▶ _Aim_
Among the lines below, list those containing the string "color".

▶ _Records to process_
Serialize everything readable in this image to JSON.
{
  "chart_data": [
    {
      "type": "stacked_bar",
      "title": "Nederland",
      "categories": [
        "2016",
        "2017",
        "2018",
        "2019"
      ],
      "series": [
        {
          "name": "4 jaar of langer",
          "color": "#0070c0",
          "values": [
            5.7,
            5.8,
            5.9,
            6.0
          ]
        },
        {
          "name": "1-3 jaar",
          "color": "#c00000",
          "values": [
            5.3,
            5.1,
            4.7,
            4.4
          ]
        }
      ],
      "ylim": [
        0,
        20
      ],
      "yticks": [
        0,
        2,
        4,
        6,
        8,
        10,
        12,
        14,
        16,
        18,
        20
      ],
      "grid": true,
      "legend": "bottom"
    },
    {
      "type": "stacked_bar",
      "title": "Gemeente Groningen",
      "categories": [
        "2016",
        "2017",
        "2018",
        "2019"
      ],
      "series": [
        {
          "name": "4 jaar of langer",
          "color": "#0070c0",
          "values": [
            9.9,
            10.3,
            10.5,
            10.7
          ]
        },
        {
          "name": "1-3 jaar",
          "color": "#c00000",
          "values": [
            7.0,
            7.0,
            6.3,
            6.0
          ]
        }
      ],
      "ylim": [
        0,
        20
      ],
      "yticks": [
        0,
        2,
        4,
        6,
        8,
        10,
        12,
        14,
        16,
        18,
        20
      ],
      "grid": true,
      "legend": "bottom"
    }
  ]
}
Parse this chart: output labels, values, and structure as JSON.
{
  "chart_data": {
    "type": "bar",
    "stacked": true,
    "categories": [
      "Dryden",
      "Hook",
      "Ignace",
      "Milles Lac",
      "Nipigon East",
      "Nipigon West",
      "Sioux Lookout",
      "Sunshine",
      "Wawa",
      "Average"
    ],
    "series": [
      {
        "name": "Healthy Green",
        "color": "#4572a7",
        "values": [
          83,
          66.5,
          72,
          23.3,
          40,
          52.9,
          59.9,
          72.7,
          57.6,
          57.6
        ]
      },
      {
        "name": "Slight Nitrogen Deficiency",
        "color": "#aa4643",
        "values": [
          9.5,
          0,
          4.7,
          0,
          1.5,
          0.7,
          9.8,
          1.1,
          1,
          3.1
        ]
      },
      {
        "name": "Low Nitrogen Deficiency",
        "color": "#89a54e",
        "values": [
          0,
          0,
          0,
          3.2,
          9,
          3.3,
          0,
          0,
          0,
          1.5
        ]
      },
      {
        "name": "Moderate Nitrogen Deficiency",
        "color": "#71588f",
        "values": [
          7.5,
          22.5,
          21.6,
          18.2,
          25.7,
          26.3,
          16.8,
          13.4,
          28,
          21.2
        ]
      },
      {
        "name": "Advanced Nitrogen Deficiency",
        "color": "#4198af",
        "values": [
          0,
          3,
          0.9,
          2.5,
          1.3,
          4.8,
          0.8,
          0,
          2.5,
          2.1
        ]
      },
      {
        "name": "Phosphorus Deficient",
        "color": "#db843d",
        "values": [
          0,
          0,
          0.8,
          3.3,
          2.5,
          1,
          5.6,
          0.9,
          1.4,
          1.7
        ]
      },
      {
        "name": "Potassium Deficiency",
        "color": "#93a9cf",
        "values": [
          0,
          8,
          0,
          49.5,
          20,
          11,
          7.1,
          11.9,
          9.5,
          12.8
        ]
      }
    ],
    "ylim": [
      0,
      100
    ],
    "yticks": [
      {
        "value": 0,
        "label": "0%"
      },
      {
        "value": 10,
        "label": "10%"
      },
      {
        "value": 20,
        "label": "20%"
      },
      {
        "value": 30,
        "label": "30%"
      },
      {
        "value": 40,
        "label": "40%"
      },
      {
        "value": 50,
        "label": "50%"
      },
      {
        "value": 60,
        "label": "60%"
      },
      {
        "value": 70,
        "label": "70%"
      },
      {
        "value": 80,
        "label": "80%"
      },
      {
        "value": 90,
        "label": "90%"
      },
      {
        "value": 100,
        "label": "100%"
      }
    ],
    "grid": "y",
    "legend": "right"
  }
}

▶ _Correct result_
          "color": "#0070c0",
          "color": "#c00000",
          "color": "#0070c0",
          "color": "#c00000",
        "color": "#4572a7",
        "color": "#aa4643",
        "color": "#89a54e",
        "color": "#71588f",
        "color": "#4198af",
        "color": "#db843d",
        "color": "#93a9cf",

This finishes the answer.